Prompt:
Extract the records below word for word and ignore the images.

○ ○ ○

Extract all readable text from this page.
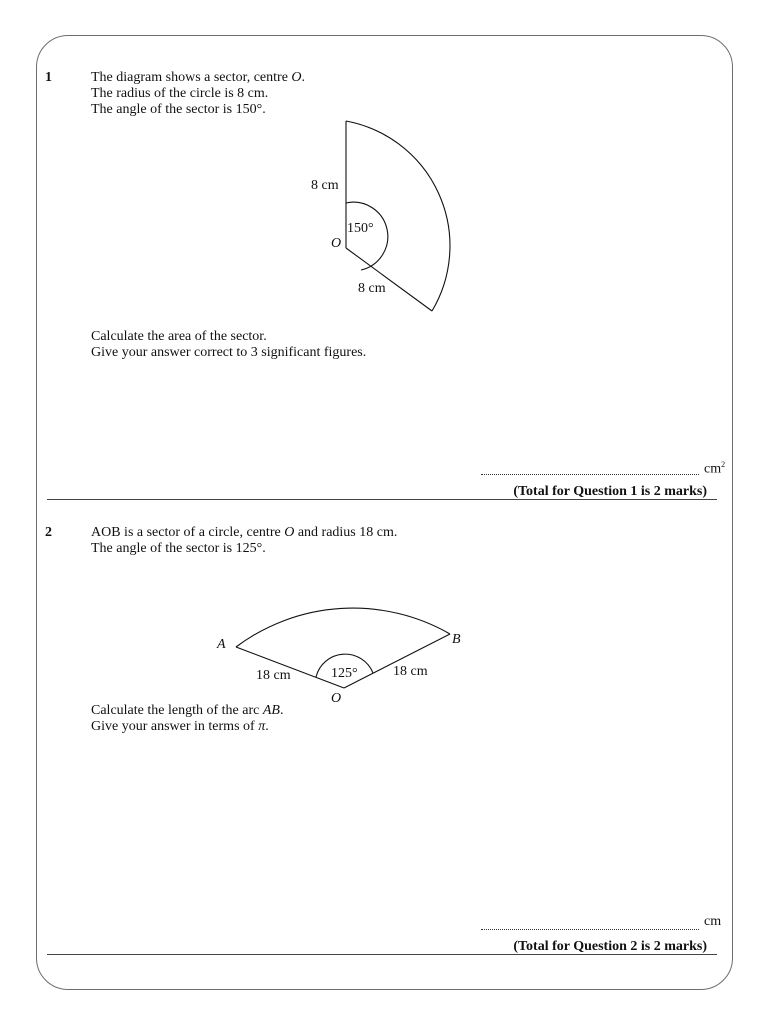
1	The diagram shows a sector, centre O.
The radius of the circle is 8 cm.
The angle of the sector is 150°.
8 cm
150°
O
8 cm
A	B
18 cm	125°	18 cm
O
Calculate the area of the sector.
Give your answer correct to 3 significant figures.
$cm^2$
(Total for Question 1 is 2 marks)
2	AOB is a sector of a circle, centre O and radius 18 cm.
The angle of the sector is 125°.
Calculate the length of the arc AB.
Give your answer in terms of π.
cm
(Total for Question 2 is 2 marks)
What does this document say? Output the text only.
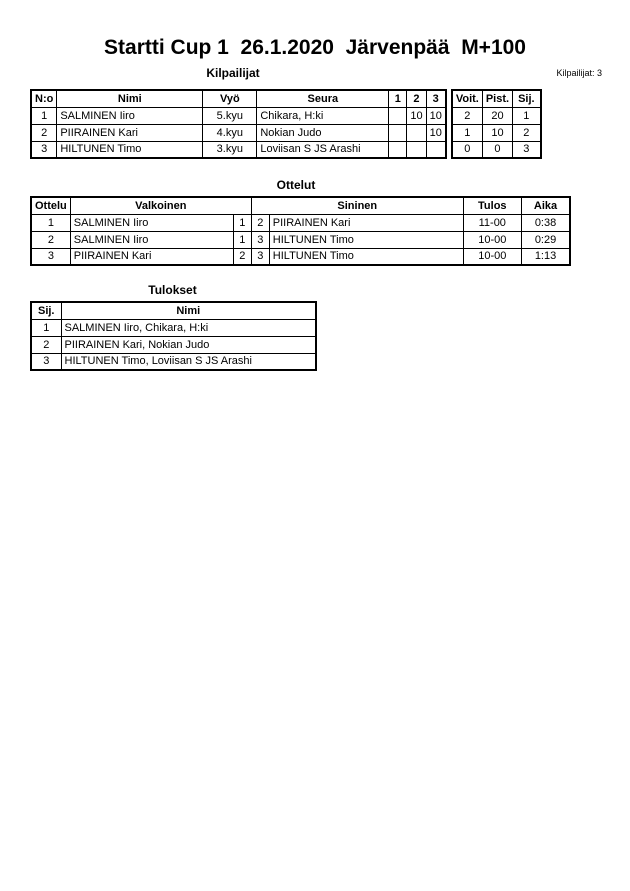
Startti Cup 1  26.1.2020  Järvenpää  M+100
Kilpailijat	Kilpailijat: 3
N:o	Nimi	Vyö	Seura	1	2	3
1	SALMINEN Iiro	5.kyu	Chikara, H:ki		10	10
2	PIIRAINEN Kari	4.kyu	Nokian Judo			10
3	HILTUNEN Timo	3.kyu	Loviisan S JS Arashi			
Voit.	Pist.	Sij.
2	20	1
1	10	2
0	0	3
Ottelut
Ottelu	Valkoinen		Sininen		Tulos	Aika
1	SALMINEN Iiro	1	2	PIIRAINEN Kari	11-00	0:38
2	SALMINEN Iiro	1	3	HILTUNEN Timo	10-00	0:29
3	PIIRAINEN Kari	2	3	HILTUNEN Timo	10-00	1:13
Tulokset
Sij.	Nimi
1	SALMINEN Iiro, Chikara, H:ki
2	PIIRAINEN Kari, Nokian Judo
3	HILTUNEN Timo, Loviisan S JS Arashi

○ ○ ○

Task result:
Extract all readable text from this page.
1	The diagram shows a sector, centre O.
The radius of the circle is 8 cm.
The angle of the sector is 150°.
8 cm
150°
O
8 cm
A	B
18 cm	125°	18 cm
O
Calculate the area of the sector.
Give your answer correct to 3 significant figures.
$cm^2$
(Total for Question 1 is 2 marks)
2	AOB is a sector of a circle, centre O and radius 18 cm.
The angle of the sector is 125°.
Calculate the length of the arc AB.
Give your answer in terms of π.
cm
(Total for Question 2 is 2 marks)
What does this document say? Output the text only.
Startti Cup 1  26.1.2020  Järvenpää  M+100
Kilpailijat	Kilpailijat: 3
N:o	Nimi	Vyö	Seura	1	2	3
1	SALMINEN Iiro	5.kyu	Chikara, H:ki		10	10
2	PIIRAINEN Kari	4.kyu	Nokian Judo			10
3	HILTUNEN Timo	3.kyu	Loviisan S JS Arashi			
Voit.	Pist.	Sij.
2	20	1
1	10	2
0	0	3
Ottelut
Ottelu	Valkoinen		Sininen		Tulos	Aika
1	SALMINEN Iiro	1	2	PIIRAINEN Kari	11-00	0:38
2	SALMINEN Iiro	1	3	HILTUNEN Timo	10-00	0:29
3	PIIRAINEN Kari	2	3	HILTUNEN Timo	10-00	1:13
Tulokset
Sij.	Nimi
1	SALMINEN Iiro, Chikara, H:ki
2	PIIRAINEN Kari, Nokian Judo
3	HILTUNEN Timo, Loviisan S JS Arashi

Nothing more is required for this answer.